── EXCERPTED RECORDS ──
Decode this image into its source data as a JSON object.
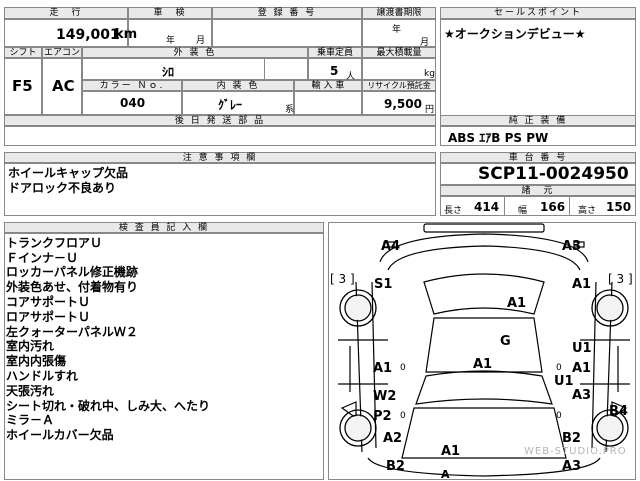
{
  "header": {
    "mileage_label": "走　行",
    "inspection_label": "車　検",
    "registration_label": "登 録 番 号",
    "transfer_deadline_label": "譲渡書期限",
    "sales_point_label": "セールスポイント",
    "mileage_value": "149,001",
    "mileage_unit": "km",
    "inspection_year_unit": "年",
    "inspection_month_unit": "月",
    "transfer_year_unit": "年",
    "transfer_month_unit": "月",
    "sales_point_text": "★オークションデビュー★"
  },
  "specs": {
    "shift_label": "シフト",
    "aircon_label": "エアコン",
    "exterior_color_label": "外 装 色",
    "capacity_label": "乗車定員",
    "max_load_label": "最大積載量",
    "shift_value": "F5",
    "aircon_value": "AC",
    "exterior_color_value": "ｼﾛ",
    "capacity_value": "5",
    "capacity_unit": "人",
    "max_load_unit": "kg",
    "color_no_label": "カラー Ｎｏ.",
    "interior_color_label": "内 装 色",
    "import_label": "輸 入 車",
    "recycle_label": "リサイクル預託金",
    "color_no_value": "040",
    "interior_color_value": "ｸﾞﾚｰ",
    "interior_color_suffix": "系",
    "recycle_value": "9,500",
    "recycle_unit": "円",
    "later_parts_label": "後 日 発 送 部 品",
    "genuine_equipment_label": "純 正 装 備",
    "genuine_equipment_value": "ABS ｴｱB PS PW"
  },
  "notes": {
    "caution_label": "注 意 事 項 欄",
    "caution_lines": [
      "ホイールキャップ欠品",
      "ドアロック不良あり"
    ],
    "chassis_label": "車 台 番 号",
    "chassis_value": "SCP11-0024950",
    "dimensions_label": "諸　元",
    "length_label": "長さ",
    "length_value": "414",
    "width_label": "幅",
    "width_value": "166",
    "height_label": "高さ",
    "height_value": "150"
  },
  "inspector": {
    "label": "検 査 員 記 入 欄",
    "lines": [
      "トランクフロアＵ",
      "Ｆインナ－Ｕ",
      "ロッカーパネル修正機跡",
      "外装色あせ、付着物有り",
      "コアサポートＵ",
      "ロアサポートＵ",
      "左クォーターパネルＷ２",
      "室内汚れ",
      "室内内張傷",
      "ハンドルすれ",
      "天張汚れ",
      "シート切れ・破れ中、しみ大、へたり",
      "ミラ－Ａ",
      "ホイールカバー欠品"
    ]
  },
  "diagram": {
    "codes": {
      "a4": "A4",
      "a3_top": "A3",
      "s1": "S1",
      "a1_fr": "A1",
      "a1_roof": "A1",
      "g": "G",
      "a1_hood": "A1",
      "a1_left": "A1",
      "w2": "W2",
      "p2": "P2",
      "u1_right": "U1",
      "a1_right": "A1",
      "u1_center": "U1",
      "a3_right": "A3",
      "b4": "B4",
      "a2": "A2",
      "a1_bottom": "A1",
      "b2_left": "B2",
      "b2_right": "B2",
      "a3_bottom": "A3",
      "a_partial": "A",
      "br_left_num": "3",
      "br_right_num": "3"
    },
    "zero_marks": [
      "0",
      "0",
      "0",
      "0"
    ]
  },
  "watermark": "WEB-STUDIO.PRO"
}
───
── EXCERPTED RECORDS ──
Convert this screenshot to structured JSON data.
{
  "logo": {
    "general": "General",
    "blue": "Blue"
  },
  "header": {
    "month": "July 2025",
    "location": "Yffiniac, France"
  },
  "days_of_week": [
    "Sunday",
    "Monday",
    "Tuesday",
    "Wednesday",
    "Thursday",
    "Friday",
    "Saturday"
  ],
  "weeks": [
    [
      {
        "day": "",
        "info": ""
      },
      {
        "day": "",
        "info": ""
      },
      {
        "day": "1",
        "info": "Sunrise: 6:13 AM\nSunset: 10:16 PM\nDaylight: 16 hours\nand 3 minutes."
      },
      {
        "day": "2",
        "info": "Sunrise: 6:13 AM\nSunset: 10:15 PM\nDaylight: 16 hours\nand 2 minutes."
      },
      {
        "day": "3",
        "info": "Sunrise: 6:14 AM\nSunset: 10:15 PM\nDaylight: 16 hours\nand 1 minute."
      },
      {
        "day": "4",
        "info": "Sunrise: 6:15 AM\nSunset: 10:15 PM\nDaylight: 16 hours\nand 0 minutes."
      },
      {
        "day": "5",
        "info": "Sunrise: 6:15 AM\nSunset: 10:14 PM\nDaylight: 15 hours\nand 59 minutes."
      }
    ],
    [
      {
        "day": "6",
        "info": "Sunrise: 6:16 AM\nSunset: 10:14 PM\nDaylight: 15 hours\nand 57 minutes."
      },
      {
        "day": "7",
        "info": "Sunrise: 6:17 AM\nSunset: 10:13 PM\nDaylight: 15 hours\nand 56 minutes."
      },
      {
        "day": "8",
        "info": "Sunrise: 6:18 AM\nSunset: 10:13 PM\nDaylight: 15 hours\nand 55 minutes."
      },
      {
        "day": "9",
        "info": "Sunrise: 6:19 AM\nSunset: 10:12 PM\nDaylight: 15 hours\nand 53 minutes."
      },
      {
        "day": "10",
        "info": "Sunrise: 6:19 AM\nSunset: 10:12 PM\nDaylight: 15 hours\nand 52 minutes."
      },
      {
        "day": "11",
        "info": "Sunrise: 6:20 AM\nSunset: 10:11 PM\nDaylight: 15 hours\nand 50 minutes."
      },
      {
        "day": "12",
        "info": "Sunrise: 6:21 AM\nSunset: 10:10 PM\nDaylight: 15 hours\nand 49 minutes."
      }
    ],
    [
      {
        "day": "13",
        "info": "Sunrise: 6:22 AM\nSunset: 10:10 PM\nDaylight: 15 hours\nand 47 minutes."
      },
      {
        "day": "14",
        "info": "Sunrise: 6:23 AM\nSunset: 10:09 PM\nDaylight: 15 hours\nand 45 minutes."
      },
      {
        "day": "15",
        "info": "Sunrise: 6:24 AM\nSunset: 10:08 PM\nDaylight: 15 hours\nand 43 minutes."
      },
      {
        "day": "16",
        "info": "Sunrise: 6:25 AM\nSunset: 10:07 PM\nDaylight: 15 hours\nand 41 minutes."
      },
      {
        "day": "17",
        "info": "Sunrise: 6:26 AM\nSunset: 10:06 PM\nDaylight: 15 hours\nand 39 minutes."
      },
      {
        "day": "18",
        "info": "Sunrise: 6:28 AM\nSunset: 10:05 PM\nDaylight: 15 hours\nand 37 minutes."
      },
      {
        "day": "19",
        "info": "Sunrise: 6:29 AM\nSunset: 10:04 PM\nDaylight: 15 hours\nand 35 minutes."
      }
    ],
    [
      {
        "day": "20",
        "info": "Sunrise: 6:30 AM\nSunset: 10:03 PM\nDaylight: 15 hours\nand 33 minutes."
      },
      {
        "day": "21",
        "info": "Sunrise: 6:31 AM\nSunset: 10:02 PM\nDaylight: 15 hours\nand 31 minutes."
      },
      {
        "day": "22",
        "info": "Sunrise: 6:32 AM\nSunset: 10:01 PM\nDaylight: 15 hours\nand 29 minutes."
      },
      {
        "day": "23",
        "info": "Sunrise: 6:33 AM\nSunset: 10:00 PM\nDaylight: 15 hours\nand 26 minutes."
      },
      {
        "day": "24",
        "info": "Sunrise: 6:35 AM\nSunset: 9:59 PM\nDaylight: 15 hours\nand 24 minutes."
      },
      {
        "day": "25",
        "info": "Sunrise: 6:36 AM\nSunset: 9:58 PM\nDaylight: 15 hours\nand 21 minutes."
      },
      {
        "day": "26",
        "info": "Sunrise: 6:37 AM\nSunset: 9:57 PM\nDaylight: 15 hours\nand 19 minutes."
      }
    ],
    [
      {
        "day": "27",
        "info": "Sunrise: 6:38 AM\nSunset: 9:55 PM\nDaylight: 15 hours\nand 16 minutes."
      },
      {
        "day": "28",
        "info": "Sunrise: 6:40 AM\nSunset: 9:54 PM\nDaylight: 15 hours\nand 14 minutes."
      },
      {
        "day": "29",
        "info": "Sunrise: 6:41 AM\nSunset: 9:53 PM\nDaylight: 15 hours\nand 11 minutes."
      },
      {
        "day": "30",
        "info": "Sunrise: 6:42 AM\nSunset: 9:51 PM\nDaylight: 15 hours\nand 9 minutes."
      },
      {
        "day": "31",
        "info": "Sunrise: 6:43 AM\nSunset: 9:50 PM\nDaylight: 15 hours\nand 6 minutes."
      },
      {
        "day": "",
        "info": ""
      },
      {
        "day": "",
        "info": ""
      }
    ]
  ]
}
───
* [EXERCISE GOAL]: From the entries above, return each line with the word "this" in it.

* [OUTPUT BELOW]:
Decode this image into its source data as a JSON object.
Convert this screenshot to structured JSON data.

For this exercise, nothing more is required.